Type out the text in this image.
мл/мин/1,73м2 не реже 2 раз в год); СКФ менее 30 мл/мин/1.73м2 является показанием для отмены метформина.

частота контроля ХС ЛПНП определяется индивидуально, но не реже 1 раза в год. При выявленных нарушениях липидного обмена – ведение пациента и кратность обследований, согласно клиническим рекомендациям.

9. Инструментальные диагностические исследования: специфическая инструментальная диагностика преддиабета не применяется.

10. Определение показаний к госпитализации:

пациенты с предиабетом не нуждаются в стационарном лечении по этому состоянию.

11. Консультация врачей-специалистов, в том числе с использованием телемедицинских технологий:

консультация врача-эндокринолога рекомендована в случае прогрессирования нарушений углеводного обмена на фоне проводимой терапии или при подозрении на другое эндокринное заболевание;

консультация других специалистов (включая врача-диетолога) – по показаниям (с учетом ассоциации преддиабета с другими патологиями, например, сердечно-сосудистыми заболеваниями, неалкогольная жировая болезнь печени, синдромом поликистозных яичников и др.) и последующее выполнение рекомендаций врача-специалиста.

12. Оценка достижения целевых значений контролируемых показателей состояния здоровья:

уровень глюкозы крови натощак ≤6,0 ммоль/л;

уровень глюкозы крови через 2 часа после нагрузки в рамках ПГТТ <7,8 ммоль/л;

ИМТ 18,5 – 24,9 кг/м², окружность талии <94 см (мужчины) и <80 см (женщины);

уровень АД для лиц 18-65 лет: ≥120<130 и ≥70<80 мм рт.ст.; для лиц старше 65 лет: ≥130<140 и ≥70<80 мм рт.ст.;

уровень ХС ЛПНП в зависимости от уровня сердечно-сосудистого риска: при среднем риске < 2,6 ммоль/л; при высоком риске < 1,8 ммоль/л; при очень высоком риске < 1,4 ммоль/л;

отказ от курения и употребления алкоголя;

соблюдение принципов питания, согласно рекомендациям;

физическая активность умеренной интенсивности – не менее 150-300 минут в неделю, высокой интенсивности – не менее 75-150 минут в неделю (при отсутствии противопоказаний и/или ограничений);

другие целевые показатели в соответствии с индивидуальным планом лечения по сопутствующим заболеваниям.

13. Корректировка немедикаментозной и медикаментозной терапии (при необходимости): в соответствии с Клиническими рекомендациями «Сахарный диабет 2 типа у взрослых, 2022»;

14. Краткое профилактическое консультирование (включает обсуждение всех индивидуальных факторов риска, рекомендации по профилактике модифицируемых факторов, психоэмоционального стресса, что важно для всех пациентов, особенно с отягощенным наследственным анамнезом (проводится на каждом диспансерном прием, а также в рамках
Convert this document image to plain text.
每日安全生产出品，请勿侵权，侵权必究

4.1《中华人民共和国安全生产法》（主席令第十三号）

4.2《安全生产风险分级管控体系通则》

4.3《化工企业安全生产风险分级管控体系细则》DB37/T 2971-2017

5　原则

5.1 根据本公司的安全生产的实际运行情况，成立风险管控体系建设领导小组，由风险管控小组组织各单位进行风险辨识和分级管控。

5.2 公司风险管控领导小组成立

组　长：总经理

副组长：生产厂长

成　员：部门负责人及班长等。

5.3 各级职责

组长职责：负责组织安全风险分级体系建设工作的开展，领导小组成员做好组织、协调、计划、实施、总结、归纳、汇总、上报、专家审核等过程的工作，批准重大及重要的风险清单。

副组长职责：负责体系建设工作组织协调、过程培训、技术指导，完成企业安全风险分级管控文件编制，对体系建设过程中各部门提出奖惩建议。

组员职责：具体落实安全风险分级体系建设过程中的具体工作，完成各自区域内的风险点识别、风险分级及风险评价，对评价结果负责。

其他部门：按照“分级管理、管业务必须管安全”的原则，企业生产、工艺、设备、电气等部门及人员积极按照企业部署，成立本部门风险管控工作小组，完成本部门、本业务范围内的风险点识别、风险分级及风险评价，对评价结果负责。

▶ **Your task**: Quote, word for word, every line starting at the one that contains "Convert this document image to plain text." and ending with the final line of the entries.

▶ **Written answer**:
Convert this document image to plain text.
每日安全生产出品，请勿侵权，侵权必究

4.1《中华人民共和国安全生产法》（主席令第十三号）

4.2《安全生产风险分级管控体系通则》

4.3《化工企业安全生产风险分级管控体系细则》DB37/T 2971-2017

5　原则

5.1 根据本公司的安全生产的实际运行情况，成立风险管控体系建设领导小组，由风险管控小组组织各单位进行风险辨识和分级管控。

5.2 公司风险管控领导小组成立

组　长：总经理

副组长：生产厂长

成　员：部门负责人及班长等。

5.3 各级职责

组长职责：负责组织安全风险分级体系建设工作的开展，领导小组成员做好组织、协调、计划、实施、总结、归纳、汇总、上报、专家审核等过程的工作，批准重大及重要的风险清单。

副组长职责：负责体系建设工作组织协调、过程培训、技术指导，完成企业安全风险分级管控文件编制，对体系建设过程中各部门提出奖惩建议。

组员职责：具体落实安全风险分级体系建设过程中的具体工作，完成各自区域内的风险点识别、风险分级及风险评价，对评价结果负责。

其他部门：按照“分级管理、管业务必须管安全”的原则，企业生产、工艺、设备、电气等部门及人员积极按照企业部署，成立本部门风险管控工作小组，完成本部门、本业务范围内的风险点识别、风险分级及风险评价，对评价结果负责。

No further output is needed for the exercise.